GIVEN DATA
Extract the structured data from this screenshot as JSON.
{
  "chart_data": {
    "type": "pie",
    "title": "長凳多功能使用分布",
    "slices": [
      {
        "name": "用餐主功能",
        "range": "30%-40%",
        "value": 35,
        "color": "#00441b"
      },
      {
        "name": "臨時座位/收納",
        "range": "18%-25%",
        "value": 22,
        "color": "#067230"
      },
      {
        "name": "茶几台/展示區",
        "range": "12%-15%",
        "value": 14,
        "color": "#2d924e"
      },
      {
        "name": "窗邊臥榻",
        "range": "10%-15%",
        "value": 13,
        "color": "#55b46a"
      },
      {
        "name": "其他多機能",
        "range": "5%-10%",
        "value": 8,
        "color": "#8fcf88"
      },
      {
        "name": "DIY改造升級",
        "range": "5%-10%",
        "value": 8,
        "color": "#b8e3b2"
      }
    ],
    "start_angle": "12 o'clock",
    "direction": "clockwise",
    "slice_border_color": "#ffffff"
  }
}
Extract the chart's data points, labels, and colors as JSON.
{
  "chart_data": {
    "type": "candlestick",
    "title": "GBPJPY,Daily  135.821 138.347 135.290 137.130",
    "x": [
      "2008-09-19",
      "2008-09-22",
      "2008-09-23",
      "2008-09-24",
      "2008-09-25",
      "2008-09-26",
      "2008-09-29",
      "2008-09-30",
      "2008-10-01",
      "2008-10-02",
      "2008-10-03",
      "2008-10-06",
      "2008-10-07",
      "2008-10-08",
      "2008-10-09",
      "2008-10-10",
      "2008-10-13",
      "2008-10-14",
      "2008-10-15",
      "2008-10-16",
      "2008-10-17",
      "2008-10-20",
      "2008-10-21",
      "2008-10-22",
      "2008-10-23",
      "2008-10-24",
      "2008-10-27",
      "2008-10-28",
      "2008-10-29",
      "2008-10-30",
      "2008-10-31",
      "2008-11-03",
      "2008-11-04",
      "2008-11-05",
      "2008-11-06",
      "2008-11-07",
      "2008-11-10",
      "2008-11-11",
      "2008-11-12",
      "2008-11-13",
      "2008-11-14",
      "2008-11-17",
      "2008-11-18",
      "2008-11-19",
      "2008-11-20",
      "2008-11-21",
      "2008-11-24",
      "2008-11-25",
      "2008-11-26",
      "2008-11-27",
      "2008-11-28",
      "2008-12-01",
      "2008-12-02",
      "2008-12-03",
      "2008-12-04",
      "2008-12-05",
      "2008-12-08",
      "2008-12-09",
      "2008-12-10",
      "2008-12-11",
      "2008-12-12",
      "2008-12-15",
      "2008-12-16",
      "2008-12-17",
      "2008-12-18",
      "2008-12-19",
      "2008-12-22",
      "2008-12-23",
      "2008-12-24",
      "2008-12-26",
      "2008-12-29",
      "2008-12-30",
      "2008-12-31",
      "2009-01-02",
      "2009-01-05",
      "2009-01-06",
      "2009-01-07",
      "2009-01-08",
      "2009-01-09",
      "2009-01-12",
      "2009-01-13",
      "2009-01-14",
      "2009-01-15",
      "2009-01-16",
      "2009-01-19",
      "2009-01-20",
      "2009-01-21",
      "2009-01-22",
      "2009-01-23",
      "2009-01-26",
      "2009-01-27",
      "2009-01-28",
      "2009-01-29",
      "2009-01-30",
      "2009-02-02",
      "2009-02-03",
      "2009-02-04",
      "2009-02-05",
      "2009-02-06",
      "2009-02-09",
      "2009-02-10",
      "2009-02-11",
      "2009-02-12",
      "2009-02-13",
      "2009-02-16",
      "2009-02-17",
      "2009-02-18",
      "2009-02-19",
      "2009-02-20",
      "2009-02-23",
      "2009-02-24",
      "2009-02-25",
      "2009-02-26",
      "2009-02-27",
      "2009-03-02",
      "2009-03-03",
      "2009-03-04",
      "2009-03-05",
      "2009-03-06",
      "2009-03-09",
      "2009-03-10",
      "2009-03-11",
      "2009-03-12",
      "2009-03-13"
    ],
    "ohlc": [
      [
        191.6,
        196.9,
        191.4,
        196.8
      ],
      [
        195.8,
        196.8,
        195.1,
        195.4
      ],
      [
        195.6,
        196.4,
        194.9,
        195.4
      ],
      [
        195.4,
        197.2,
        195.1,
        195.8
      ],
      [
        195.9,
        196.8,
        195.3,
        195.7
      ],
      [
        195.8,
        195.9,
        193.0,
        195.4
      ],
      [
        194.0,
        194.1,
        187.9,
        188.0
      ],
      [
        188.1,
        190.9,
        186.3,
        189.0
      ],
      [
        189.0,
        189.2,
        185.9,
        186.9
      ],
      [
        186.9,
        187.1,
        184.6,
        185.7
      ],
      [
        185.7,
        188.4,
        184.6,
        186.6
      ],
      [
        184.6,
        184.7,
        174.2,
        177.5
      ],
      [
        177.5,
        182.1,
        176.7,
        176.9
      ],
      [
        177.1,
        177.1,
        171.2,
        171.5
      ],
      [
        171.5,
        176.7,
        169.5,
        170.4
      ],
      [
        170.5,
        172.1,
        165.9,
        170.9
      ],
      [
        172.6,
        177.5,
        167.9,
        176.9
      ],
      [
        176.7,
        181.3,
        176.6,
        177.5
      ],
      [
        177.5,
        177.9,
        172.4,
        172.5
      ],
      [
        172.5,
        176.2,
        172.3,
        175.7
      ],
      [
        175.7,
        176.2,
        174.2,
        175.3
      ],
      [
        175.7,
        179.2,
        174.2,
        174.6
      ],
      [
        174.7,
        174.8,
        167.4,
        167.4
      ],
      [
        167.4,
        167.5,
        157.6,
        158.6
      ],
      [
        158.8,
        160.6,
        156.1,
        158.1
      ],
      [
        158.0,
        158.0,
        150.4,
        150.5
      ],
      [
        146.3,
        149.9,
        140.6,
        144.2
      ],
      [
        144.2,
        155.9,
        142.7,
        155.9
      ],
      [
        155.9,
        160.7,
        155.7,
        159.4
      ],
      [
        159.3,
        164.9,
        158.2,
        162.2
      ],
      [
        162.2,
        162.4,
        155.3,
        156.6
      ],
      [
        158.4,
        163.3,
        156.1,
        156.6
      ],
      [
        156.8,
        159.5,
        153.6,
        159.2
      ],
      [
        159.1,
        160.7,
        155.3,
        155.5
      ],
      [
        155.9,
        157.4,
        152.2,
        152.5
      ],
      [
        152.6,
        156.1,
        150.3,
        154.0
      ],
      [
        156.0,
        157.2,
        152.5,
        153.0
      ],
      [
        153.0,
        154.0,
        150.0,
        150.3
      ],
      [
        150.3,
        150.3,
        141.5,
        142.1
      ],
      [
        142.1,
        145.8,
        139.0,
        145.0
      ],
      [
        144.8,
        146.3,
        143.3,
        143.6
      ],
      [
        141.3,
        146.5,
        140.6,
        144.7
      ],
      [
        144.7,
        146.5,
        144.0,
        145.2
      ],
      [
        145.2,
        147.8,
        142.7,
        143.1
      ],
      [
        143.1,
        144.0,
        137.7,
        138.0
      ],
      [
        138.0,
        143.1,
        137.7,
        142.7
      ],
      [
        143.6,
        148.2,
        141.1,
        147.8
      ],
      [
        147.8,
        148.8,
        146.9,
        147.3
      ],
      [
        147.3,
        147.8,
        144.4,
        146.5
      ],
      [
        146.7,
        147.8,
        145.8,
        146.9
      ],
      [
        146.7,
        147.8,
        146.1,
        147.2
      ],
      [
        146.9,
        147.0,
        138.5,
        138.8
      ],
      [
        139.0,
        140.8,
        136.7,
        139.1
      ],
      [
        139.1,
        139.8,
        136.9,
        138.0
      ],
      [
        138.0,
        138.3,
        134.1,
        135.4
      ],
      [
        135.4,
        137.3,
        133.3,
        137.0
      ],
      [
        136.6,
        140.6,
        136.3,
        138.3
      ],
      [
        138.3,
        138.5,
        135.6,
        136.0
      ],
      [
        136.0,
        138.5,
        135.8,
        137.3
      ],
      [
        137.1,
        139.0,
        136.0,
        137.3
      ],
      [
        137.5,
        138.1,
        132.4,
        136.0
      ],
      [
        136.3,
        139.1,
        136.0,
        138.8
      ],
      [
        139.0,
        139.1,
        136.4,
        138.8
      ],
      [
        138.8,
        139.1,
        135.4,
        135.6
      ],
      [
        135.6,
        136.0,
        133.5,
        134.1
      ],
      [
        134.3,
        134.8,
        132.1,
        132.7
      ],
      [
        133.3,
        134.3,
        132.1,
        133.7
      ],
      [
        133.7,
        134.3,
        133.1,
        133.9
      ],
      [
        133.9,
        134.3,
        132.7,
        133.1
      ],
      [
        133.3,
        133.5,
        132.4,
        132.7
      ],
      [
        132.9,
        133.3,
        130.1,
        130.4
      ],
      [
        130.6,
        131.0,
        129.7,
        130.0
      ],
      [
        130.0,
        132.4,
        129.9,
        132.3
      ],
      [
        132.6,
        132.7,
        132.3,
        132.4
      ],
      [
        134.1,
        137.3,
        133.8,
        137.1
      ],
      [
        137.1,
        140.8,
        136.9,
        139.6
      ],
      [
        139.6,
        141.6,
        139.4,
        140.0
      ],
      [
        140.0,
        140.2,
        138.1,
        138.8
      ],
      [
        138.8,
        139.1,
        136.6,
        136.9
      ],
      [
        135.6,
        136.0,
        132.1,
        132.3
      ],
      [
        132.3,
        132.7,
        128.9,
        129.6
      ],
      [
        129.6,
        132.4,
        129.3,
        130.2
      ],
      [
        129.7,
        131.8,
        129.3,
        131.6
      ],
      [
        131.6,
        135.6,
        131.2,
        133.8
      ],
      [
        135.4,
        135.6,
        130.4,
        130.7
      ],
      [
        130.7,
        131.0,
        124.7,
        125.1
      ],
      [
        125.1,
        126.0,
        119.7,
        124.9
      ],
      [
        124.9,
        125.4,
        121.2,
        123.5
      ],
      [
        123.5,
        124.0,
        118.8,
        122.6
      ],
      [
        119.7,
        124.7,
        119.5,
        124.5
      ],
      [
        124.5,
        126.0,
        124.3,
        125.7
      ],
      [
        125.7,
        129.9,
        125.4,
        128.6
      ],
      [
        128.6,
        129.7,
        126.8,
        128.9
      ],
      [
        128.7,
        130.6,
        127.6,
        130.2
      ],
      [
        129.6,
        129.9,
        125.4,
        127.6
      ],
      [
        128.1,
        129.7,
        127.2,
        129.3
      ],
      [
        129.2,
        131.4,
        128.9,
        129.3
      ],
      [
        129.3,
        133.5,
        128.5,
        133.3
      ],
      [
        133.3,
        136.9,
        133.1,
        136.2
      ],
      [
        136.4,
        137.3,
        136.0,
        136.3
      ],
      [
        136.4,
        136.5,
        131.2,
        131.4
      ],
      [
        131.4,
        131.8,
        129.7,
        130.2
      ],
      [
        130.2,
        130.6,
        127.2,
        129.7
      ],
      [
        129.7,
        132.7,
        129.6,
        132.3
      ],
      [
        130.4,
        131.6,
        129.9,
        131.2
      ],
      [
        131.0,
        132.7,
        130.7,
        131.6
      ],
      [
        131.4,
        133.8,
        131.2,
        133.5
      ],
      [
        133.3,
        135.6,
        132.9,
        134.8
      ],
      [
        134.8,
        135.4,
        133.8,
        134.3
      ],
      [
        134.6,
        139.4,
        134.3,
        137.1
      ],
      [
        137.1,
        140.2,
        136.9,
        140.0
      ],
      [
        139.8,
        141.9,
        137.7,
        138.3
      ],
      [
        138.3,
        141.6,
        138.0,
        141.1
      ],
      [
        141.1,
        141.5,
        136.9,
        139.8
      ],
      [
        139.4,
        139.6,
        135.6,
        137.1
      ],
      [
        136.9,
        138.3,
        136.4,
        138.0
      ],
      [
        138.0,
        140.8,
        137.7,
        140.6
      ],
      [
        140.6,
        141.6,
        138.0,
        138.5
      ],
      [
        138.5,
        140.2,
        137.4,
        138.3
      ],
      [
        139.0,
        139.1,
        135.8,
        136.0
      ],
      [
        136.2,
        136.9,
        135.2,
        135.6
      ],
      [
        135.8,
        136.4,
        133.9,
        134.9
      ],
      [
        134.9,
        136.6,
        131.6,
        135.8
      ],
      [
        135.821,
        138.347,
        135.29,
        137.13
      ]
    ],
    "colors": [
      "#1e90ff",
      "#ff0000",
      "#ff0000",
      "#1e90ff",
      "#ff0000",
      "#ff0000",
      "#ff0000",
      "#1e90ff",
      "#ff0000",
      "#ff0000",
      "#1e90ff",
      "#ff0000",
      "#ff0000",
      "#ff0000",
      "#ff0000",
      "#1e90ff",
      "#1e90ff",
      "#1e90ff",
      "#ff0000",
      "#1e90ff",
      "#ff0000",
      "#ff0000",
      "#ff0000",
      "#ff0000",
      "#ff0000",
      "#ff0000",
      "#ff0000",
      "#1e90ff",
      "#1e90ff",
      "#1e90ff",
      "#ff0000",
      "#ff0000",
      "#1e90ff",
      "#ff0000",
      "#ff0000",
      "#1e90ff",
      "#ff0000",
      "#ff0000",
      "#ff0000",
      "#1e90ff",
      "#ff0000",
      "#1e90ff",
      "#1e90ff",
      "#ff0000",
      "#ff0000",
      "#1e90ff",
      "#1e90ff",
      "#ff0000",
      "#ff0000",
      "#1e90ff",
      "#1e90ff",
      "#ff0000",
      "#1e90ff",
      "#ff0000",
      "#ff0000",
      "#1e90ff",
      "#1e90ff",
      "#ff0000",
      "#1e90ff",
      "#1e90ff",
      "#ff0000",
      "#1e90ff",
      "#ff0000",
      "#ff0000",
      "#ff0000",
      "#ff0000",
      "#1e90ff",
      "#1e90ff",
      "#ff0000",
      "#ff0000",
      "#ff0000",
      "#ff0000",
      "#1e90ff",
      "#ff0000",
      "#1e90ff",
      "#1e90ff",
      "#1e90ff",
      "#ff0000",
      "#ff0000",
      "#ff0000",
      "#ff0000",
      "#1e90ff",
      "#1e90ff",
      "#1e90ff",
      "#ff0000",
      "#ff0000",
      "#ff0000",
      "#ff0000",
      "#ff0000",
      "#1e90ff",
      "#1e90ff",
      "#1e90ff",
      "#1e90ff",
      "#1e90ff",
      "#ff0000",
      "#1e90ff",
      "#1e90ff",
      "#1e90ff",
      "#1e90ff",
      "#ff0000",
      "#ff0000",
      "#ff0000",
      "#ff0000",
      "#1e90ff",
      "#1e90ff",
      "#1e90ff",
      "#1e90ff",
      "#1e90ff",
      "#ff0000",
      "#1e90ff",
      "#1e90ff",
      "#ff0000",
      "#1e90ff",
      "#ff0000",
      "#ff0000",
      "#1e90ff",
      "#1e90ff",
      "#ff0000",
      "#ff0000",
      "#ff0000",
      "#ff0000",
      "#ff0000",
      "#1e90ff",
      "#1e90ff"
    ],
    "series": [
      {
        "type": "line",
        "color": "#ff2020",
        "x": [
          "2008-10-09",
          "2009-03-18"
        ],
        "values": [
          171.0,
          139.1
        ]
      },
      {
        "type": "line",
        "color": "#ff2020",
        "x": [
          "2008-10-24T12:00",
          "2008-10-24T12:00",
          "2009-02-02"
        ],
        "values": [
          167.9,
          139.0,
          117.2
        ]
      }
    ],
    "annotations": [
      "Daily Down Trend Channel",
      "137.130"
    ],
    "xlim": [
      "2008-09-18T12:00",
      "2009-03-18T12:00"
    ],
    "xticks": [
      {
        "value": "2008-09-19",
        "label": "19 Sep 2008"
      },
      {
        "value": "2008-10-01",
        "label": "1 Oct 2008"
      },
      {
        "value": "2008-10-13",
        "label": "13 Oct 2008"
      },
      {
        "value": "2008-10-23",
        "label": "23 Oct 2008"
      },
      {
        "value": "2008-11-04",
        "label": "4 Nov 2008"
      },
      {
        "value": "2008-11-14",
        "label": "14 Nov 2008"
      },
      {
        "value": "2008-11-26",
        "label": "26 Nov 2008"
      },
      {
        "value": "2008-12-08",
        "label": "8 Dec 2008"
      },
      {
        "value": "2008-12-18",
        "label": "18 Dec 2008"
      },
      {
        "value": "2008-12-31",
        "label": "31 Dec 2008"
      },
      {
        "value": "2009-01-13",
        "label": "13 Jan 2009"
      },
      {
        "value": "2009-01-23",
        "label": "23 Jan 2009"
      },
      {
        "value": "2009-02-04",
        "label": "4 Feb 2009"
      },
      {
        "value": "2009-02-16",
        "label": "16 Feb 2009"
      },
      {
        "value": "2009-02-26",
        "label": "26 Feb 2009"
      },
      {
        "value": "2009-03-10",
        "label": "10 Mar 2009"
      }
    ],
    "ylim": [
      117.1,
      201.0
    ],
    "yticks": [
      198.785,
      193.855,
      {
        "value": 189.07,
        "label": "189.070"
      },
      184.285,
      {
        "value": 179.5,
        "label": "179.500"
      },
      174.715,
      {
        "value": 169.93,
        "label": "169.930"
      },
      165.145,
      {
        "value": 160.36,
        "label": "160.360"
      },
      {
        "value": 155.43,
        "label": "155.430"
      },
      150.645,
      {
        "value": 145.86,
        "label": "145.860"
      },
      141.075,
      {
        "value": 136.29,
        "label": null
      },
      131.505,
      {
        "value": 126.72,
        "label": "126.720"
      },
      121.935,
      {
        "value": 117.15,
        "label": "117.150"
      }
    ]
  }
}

SET TASK
State the number of lines that contain the string "type", with no other words.

RESPONSE
4